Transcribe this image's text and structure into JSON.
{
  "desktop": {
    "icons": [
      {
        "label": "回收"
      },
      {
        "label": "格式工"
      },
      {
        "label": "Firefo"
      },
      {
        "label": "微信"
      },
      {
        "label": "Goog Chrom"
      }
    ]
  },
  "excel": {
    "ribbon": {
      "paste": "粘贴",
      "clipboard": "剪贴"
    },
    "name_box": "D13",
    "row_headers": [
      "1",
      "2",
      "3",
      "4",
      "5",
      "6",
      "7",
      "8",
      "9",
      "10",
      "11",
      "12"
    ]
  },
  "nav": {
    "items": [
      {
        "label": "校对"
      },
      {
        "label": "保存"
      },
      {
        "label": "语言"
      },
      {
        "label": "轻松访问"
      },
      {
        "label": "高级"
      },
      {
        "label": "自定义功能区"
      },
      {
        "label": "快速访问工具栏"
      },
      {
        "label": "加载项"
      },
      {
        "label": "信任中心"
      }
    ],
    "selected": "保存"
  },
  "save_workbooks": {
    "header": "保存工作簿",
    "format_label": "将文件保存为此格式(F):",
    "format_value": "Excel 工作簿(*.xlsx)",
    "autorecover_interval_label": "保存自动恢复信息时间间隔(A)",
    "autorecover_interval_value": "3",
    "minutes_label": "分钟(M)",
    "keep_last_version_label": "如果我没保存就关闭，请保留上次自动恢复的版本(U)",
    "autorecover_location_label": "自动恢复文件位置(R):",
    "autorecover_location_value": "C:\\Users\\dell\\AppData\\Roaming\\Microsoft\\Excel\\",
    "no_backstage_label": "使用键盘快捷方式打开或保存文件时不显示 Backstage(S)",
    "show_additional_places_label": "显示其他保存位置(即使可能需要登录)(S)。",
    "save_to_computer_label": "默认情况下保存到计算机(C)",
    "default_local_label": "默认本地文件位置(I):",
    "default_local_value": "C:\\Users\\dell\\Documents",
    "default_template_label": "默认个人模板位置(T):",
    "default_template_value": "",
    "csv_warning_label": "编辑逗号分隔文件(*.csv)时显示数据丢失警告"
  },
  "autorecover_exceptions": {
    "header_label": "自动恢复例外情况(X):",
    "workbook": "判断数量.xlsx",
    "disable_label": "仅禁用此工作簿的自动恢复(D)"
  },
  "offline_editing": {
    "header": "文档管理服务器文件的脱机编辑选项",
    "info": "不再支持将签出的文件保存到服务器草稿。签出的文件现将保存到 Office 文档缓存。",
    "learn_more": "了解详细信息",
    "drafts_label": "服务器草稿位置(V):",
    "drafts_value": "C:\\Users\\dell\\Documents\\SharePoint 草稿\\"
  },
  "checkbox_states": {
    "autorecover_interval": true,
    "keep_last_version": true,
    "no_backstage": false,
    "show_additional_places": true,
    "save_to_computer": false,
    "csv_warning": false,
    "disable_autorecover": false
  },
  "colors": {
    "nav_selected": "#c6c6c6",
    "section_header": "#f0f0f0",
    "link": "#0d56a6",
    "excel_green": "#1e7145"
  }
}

════════

=== PROMPT ===
Give the number of lines in the data that contain "Documents", with no other words.

=== EXERCISE RESULT ===
2